Short exercise: Extract all lines containing "items".

Raw records:
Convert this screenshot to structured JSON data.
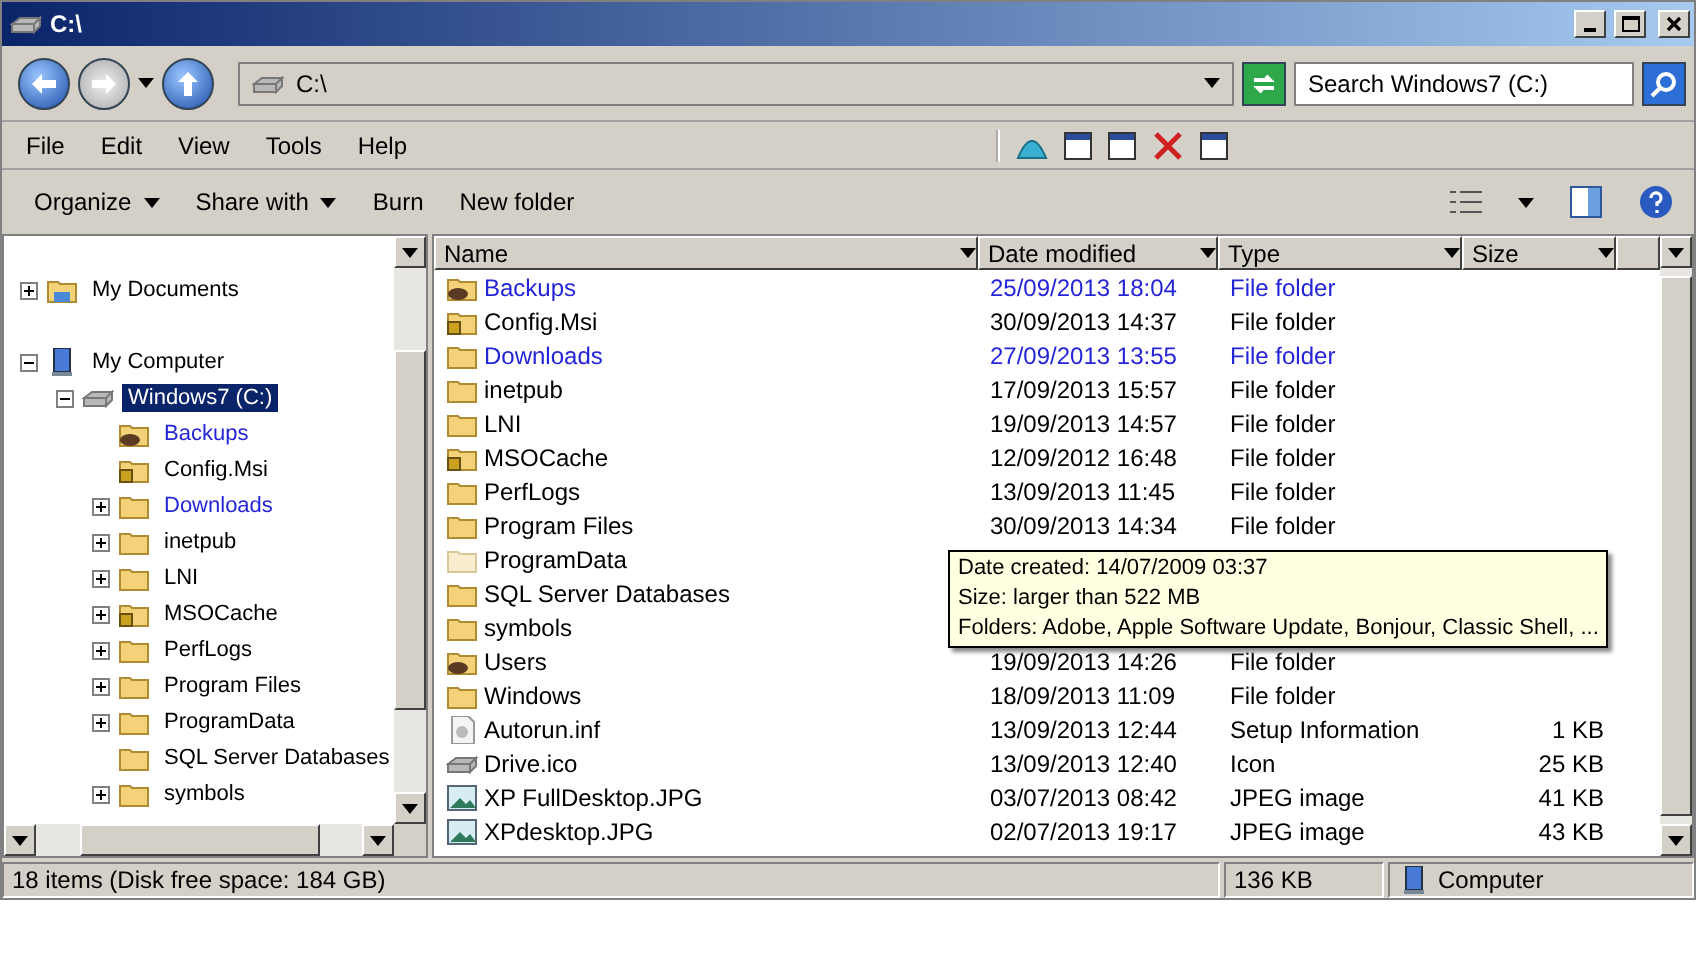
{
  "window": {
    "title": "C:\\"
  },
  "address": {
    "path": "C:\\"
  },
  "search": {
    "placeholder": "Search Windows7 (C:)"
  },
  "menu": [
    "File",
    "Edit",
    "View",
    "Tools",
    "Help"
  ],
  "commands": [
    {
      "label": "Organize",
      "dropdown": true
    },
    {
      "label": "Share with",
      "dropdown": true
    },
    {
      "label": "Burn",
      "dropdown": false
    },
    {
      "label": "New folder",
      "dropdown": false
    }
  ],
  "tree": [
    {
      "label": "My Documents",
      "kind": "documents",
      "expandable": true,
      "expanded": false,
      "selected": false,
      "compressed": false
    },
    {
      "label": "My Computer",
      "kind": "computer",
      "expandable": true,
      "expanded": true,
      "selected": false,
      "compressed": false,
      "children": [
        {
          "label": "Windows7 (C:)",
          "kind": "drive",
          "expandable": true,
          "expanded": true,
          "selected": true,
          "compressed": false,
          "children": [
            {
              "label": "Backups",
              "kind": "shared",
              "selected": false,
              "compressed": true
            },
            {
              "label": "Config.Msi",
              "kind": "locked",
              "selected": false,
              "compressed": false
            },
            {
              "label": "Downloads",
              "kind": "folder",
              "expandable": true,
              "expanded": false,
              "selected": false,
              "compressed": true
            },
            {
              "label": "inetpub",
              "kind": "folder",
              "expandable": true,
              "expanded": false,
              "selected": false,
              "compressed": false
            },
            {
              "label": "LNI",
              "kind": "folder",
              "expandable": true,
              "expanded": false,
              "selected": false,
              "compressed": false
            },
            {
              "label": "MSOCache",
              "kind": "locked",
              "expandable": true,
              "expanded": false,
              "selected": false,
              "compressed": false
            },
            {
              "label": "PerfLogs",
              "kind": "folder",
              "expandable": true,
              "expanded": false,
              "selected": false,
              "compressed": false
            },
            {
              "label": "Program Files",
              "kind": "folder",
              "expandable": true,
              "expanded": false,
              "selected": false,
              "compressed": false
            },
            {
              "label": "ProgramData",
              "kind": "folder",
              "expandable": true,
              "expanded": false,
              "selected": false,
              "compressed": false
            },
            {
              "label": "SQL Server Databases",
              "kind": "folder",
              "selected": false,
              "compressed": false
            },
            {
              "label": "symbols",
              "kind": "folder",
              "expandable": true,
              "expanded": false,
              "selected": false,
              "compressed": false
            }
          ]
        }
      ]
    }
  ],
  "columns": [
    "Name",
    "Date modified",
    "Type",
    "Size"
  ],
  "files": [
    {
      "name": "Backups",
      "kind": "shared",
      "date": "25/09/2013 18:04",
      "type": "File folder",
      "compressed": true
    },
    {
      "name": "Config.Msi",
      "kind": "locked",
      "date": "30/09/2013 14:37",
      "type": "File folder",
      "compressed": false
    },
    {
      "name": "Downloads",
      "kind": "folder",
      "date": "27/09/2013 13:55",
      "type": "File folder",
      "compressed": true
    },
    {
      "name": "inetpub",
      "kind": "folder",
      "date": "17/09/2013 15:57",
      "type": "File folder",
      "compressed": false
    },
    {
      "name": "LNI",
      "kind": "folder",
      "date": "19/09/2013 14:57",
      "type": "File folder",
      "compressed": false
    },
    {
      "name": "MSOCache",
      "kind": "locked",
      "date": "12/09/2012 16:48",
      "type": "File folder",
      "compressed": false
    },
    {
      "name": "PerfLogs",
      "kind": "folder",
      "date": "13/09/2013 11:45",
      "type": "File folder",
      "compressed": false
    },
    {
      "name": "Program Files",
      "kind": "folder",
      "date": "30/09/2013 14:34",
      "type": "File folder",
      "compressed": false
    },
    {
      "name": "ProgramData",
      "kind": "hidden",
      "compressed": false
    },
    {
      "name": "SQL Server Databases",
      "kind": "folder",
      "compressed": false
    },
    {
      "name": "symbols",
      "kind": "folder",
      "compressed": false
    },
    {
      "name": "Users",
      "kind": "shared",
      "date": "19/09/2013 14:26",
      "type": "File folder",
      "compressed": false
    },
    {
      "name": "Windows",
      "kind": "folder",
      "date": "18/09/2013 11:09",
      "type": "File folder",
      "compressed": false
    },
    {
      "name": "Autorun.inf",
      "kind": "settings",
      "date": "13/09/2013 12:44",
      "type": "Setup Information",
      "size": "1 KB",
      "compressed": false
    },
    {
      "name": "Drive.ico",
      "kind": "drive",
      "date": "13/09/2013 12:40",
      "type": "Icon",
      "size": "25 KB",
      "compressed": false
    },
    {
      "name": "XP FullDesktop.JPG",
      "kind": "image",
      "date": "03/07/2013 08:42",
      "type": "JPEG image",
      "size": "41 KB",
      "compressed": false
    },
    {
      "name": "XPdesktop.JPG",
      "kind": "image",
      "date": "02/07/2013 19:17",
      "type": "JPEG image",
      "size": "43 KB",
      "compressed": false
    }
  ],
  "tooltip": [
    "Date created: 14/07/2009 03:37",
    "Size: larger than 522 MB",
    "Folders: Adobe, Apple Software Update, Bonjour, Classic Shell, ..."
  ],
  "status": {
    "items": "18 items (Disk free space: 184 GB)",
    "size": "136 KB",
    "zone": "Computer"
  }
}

...

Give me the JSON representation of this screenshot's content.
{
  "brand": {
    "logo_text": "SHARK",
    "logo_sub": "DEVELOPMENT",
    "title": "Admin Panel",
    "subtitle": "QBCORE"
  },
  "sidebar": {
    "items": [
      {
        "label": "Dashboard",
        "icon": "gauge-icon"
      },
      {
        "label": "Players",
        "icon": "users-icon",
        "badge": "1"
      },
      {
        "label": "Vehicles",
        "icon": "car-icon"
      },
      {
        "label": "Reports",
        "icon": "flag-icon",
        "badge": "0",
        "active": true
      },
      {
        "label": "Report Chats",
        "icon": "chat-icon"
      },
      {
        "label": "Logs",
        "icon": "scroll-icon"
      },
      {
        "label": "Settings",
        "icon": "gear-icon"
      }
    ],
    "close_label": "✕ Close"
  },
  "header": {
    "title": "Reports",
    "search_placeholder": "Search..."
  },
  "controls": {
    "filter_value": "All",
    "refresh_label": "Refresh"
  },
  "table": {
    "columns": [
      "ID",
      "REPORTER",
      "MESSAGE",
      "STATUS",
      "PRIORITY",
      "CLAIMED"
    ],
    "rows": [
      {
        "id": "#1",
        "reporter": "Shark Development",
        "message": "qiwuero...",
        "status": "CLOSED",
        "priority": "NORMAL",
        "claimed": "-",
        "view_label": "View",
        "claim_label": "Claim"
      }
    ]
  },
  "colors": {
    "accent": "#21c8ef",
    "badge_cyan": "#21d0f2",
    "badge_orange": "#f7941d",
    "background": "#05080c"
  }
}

Solved problem:
    "items": "18 items (Disk free space: 184 GB)",
    "items": [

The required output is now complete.